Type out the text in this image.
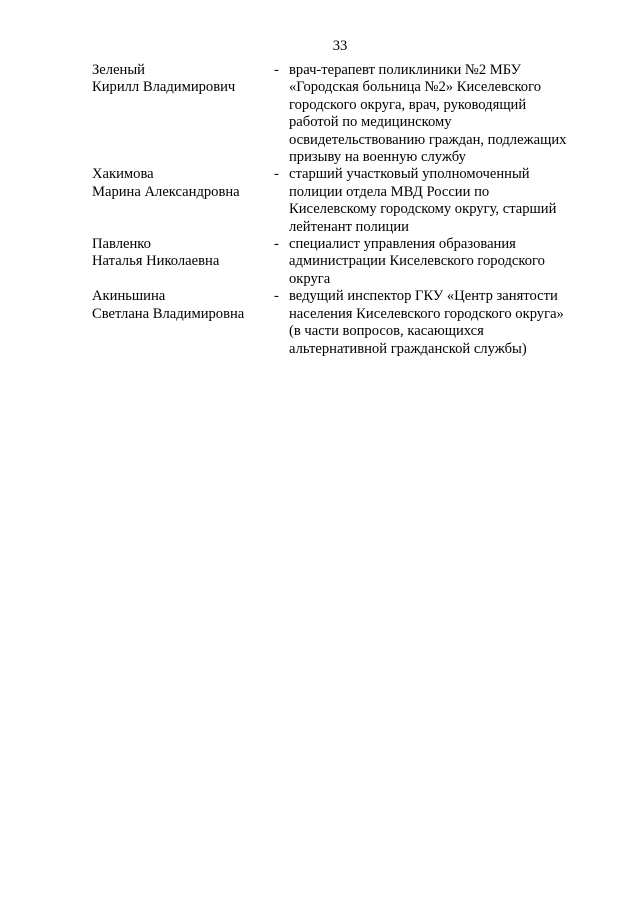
33
Зеленый
Кирилл Владимирович
- врач-терапевт поликлиники №2 МБУ
«Городская больница №2» Киселевского
городского округа, врач, руководящий
работой по медицинскому
освидетельствованию граждан, подлежащих
призыву на военную службу
Хакимова
Марина Александровна
- старший участковый уполномоченный
полиции отдела МВД России по
Киселевскому городскому округу, старший
лейтенант полиции
Павленко
Наталья Николаевна
- специалист управления образования
администрации Киселевского городского
округа
Акиньшина
Светлана Владимировна
- ведущий инспектор ГКУ «Центр занятости
населения Киселевского городского округа»
(в части вопросов, касающихся
альтернативной гражданской службы)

=====

**TASK INSTRUCTIONS**:
Go through the listing above and write it all out exactly, leaving out any picture.

**SOLUTION**:
Type out the text in this image.
33
Зеленый
Кирилл Владимирович
- врач-терапевт поликлиники №2 МБУ
«Городская больница №2» Киселевского
городского округа, врач, руководящий
работой по медицинскому
освидетельствованию граждан, подлежащих
призыву на военную службу
Хакимова
Марина Александровна
- старший участковый уполномоченный
полиции отдела МВД России по
Киселевскому городскому округу, старший
лейтенант полиции
Павленко
Наталья Николаевна
- специалист управления образования
администрации Киселевского городского
округа
Акиньшина
Светлана Владимировна
- ведущий инспектор ГКУ «Центр занятости
населения Киселевского городского округа»
(в части вопросов, касающихся
альтернативной гражданской службы)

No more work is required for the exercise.